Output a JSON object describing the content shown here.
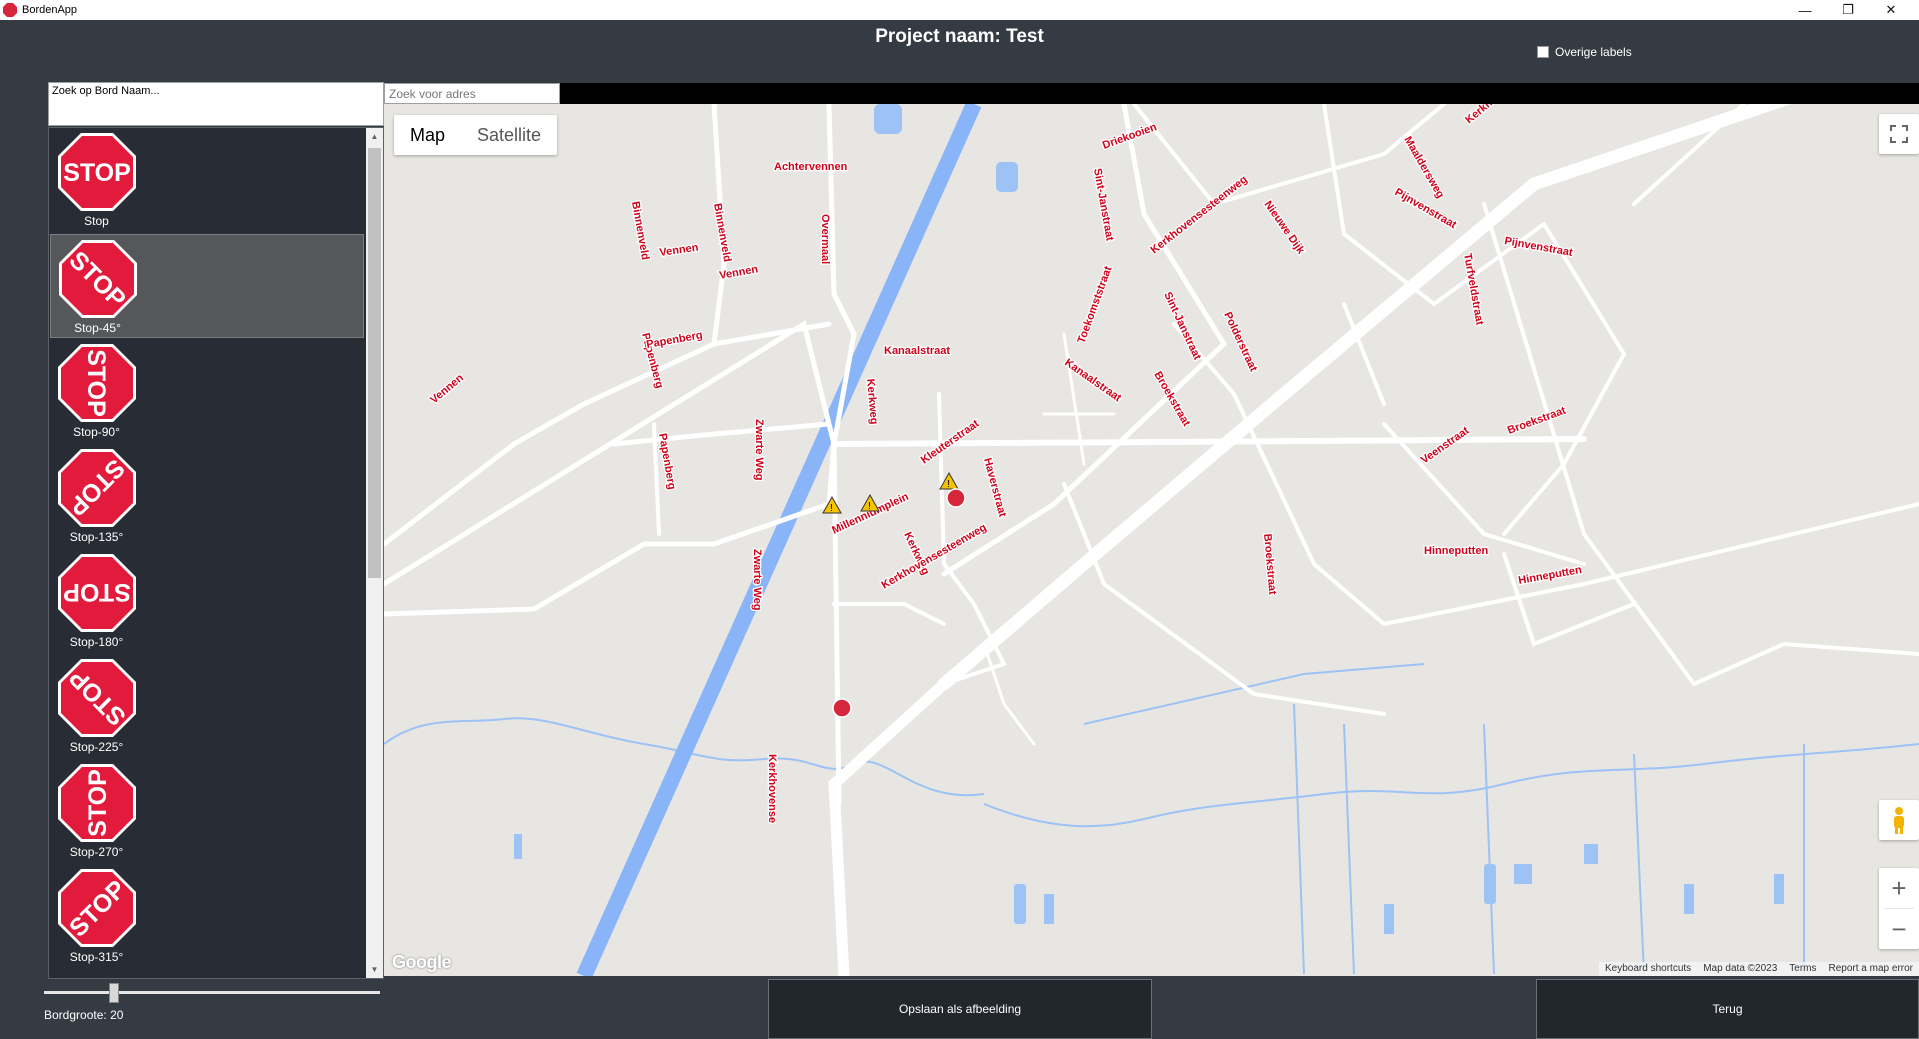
{
  "window": {
    "title": "BordenApp",
    "minimize": "—",
    "restore": "❐",
    "close": "✕"
  },
  "header": {
    "title": "Project naam: Test"
  },
  "labels_toggle": {
    "label": "Overige labels",
    "checked": false
  },
  "sign_search": {
    "placeholder": "Zoek op Bord Naam..."
  },
  "signs": [
    {
      "label": "Stop",
      "rotation": 0,
      "selected": false
    },
    {
      "label": "Stop-45°",
      "rotation": 45,
      "selected": true
    },
    {
      "label": "Stop-90°",
      "rotation": 90,
      "selected": false
    },
    {
      "label": "Stop-135°",
      "rotation": 135,
      "selected": false
    },
    {
      "label": "Stop-180°",
      "rotation": 180,
      "selected": false
    },
    {
      "label": "Stop-225°",
      "rotation": 225,
      "selected": false
    },
    {
      "label": "Stop-270°",
      "rotation": 270,
      "selected": false
    },
    {
      "label": "Stop-315°",
      "rotation": 315,
      "selected": false
    }
  ],
  "sign_text": "STOP",
  "size": {
    "label": "Bordgroote:",
    "value": "20",
    "level": 0.2
  },
  "address_search": {
    "placeholder": "Zoek voor adres"
  },
  "map": {
    "type_buttons": [
      "Map",
      "Satellite"
    ],
    "active_type": "Map",
    "zoom_in": "+",
    "zoom_out": "−",
    "logo": "Google",
    "attribution": [
      "Keyboard shortcuts",
      "Map data ©2023",
      "Terms",
      "Report a map error"
    ],
    "street_labels": [
      "Binnenveld",
      "Achtervennen",
      "Overmaal",
      "Vennen",
      "Papenberg",
      "Papenberg",
      "Papenberg",
      "Vennen",
      "Kanaalstraat",
      "Kanaalstraat",
      "Kerkweg",
      "Kerkweg",
      "Kleuterstraat",
      "Haverstraat",
      "Millenniumplein",
      "Zwarte Weg",
      "Zwarte Weg",
      "Kerkhovensesteenweg",
      "Kerkhovensesteenweg",
      "Kerkhovense",
      "Toekomststraat",
      "Sint-Janstraat",
      "Sint-Janstraat",
      "Driekooien",
      "Nieuwe Dijk",
      "Maaldersweg",
      "Pijnvenstraat",
      "Pijnvenstraat",
      "Turfveldstraat",
      "Polderstraat",
      "Broekstraat",
      "Broekstraat",
      "Broekstraat",
      "Veenstraat",
      "Hinneputten",
      "Hinneputten",
      "Kerkhove",
      "Binnenveld",
      "Vennen"
    ],
    "colors": {
      "road": "#ffffff",
      "label": "#d0021b",
      "land": "#e8e6e3",
      "water": "#9dc2f5",
      "canal": "#8ab4f8"
    }
  },
  "buttons": {
    "save": "Opslaan als afbeelding",
    "back": "Terug"
  }
}
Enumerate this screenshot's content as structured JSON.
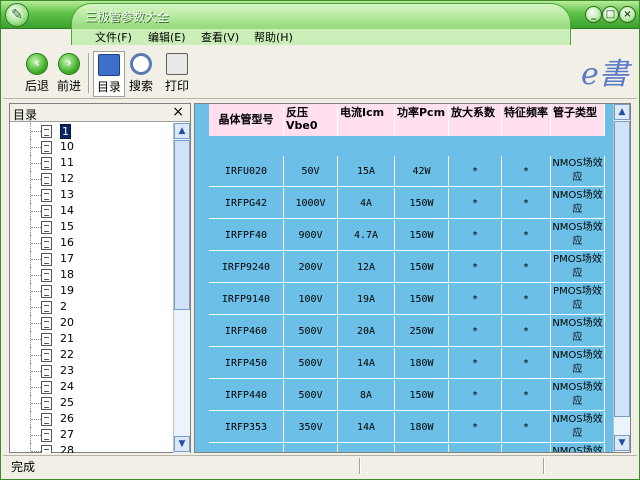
{
  "window": {
    "title": "三极管参数大全"
  },
  "menu": [
    "文件(F)",
    "编辑(E)",
    "查看(V)",
    "帮助(H)"
  ],
  "toolbar": {
    "back": "后退",
    "forward": "前进",
    "contents": "目录",
    "search": "搜索",
    "print": "打印",
    "logo": "e書"
  },
  "sidebar": {
    "title": "目录",
    "close": "×",
    "items": [
      "1",
      "10",
      "11",
      "12",
      "13",
      "14",
      "15",
      "16",
      "17",
      "18",
      "19",
      "2",
      "20",
      "21",
      "22",
      "23",
      "24",
      "25",
      "26",
      "27",
      "28"
    ],
    "selected_index": 0
  },
  "table": {
    "headers": [
      "晶体管型号",
      "反压Vbe0",
      "电流Icm",
      "功率Pcm",
      "放大系数",
      "特征频率",
      "管子类型"
    ],
    "rows": [
      [
        "IRFU020",
        "50V",
        "15A",
        "42W",
        "*",
        "*",
        "NMOS场效应"
      ],
      [
        "IRFPG42",
        "1000V",
        "4A",
        "150W",
        "*",
        "*",
        "NMOS场效应"
      ],
      [
        "IRFPF40",
        "900V",
        "4.7A",
        "150W",
        "*",
        "*",
        "NMOS场效应"
      ],
      [
        "IRFP9240",
        "200V",
        "12A",
        "150W",
        "*",
        "*",
        "PMOS场效应"
      ],
      [
        "IRFP9140",
        "100V",
        "19A",
        "150W",
        "*",
        "*",
        "PMOS场效应"
      ],
      [
        "IRFP460",
        "500V",
        "20A",
        "250W",
        "*",
        "*",
        "NMOS场效应"
      ],
      [
        "IRFP450",
        "500V",
        "14A",
        "180W",
        "*",
        "*",
        "NMOS场效应"
      ],
      [
        "IRFP440",
        "500V",
        "8A",
        "150W",
        "*",
        "*",
        "NMOS场效应"
      ],
      [
        "IRFP353",
        "350V",
        "14A",
        "180W",
        "*",
        "*",
        "NMOS场效应"
      ],
      [
        "",
        "",
        "",
        "",
        "",
        "",
        "NMOS场效"
      ]
    ]
  },
  "status": {
    "text": "完成"
  },
  "colors": {
    "title_green": "#3aa02e",
    "grid_blue": "#6cc0e8",
    "header_pink": "#ffdff0"
  }
}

_Your goal_:
Write out each entry exactly as given, but skip the pictures.

_Completed task_:
Output a JSON object describing the content shown here.
{
  "window": {
    "title": "BordenApp",
    "minimize": "—",
    "restore": "❐",
    "close": "✕"
  },
  "header": {
    "title": "Project naam: Test"
  },
  "labels_toggle": {
    "label": "Overige labels",
    "checked": false
  },
  "sign_search": {
    "placeholder": "Zoek op Bord Naam..."
  },
  "signs": [
    {
      "label": "Stop",
      "rotation": 0,
      "selected": false
    },
    {
      "label": "Stop-45°",
      "rotation": 45,
      "selected": true
    },
    {
      "label": "Stop-90°",
      "rotation": 90,
      "selected": false
    },
    {
      "label": "Stop-135°",
      "rotation": 135,
      "selected": false
    },
    {
      "label": "Stop-180°",
      "rotation": 180,
      "selected": false
    },
    {
      "label": "Stop-225°",
      "rotation": 225,
      "selected": false
    },
    {
      "label": "Stop-270°",
      "rotation": 270,
      "selected": false
    },
    {
      "label": "Stop-315°",
      "rotation": 315,
      "selected": false
    }
  ],
  "sign_text": "STOP",
  "size": {
    "label": "Bordgroote:",
    "value": "20",
    "level": 0.2
  },
  "address_search": {
    "placeholder": "Zoek voor adres"
  },
  "map": {
    "type_buttons": [
      "Map",
      "Satellite"
    ],
    "active_type": "Map",
    "zoom_in": "+",
    "zoom_out": "−",
    "logo": "Google",
    "attribution": [
      "Keyboard shortcuts",
      "Map data ©2023",
      "Terms",
      "Report a map error"
    ],
    "street_labels": [
      "Binnenveld",
      "Achtervennen",
      "Overmaal",
      "Vennen",
      "Papenberg",
      "Papenberg",
      "Papenberg",
      "Vennen",
      "Kanaalstraat",
      "Kanaalstraat",
      "Kerkweg",
      "Kerkweg",
      "Kleuterstraat",
      "Haverstraat",
      "Millenniumplein",
      "Zwarte Weg",
      "Zwarte Weg",
      "Kerkhovensesteenweg",
      "Kerkhovensesteenweg",
      "Kerkhovense",
      "Toekomststraat",
      "Sint-Janstraat",
      "Sint-Janstraat",
      "Driekooien",
      "Nieuwe Dijk",
      "Maaldersweg",
      "Pijnvenstraat",
      "Pijnvenstraat",
      "Turfveldstraat",
      "Polderstraat",
      "Broekstraat",
      "Broekstraat",
      "Broekstraat",
      "Veenstraat",
      "Hinneputten",
      "Hinneputten",
      "Kerkhove",
      "Binnenveld",
      "Vennen"
    ],
    "colors": {
      "road": "#ffffff",
      "label": "#d0021b",
      "land": "#e8e6e3",
      "water": "#9dc2f5",
      "canal": "#8ab4f8"
    }
  },
  "buttons": {
    "save": "Opslaan als afbeelding",
    "back": "Terug"
  }
}
Enumerate this screenshot's content as structured JSON.
{
  "window": {
    "title": "三极管参数大全"
  },
  "menu": [
    "文件(F)",
    "编辑(E)",
    "查看(V)",
    "帮助(H)"
  ],
  "toolbar": {
    "back": "后退",
    "forward": "前进",
    "contents": "目录",
    "search": "搜索",
    "print": "打印",
    "logo": "e書"
  },
  "sidebar": {
    "title": "目录",
    "close": "×",
    "items": [
      "1",
      "10",
      "11",
      "12",
      "13",
      "14",
      "15",
      "16",
      "17",
      "18",
      "19",
      "2",
      "20",
      "21",
      "22",
      "23",
      "24",
      "25",
      "26",
      "27",
      "28"
    ],
    "selected_index": 0
  },
  "table": {
    "headers": [
      "晶体管型号",
      "反压Vbe0",
      "电流Icm",
      "功率Pcm",
      "放大系数",
      "特征频率",
      "管子类型"
    ],
    "rows": [
      [
        "IRFU020",
        "50V",
        "15A",
        "42W",
        "*",
        "*",
        "NMOS场效应"
      ],
      [
        "IRFPG42",
        "1000V",
        "4A",
        "150W",
        "*",
        "*",
        "NMOS场效应"
      ],
      [
        "IRFPF40",
        "900V",
        "4.7A",
        "150W",
        "*",
        "*",
        "NMOS场效应"
      ],
      [
        "IRFP9240",
        "200V",
        "12A",
        "150W",
        "*",
        "*",
        "PMOS场效应"
      ],
      [
        "IRFP9140",
        "100V",
        "19A",
        "150W",
        "*",
        "*",
        "PMOS场效应"
      ],
      [
        "IRFP460",
        "500V",
        "20A",
        "250W",
        "*",
        "*",
        "NMOS场效应"
      ],
      [
        "IRFP450",
        "500V",
        "14A",
        "180W",
        "*",
        "*",
        "NMOS场效应"
      ],
      [
        "IRFP440",
        "500V",
        "8A",
        "150W",
        "*",
        "*",
        "NMOS场效应"
      ],
      [
        "IRFP353",
        "350V",
        "14A",
        "180W",
        "*",
        "*",
        "NMOS场效应"
      ],
      [
        "",
        "",
        "",
        "",
        "",
        "",
        "NMOS场效"
      ]
    ]
  },
  "status": {
    "text": "完成"
  },
  "colors": {
    "title_green": "#3aa02e",
    "grid_blue": "#6cc0e8",
    "header_pink": "#ffdff0"
  }
}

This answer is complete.